WHAT YOU SHOULD DO
Scan the data below. Pull out each line where "Fakturácia" occurs.
+++ DATA SHOWN
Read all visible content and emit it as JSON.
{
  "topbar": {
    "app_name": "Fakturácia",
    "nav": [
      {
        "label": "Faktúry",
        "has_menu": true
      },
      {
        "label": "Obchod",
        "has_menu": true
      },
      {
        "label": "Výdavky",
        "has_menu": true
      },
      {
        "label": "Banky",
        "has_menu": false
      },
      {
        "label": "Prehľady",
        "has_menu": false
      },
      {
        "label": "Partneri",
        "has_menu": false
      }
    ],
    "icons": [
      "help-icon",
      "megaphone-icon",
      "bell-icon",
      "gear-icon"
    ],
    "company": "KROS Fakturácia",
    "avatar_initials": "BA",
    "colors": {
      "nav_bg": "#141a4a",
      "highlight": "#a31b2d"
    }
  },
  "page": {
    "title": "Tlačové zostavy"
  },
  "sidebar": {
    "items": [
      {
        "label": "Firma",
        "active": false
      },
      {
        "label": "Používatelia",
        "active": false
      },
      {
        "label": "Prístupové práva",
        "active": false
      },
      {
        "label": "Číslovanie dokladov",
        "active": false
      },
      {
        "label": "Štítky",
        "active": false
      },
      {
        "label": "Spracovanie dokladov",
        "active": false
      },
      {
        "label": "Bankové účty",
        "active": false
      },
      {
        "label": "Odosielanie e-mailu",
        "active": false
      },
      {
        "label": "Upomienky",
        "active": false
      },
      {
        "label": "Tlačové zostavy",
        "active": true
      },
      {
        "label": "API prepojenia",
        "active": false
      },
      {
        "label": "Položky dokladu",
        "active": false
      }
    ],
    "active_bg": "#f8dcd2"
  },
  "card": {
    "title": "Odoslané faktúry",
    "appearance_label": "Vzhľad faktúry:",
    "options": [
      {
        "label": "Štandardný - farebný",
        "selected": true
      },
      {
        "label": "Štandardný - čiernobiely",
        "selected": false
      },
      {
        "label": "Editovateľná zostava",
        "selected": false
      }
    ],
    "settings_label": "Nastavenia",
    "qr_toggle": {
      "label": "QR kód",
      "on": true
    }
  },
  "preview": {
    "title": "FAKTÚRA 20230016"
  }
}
++++++
EXERCISE RESPONSE
    "app_name": "Fakturácia",
    "company": "KROS Fakturácia",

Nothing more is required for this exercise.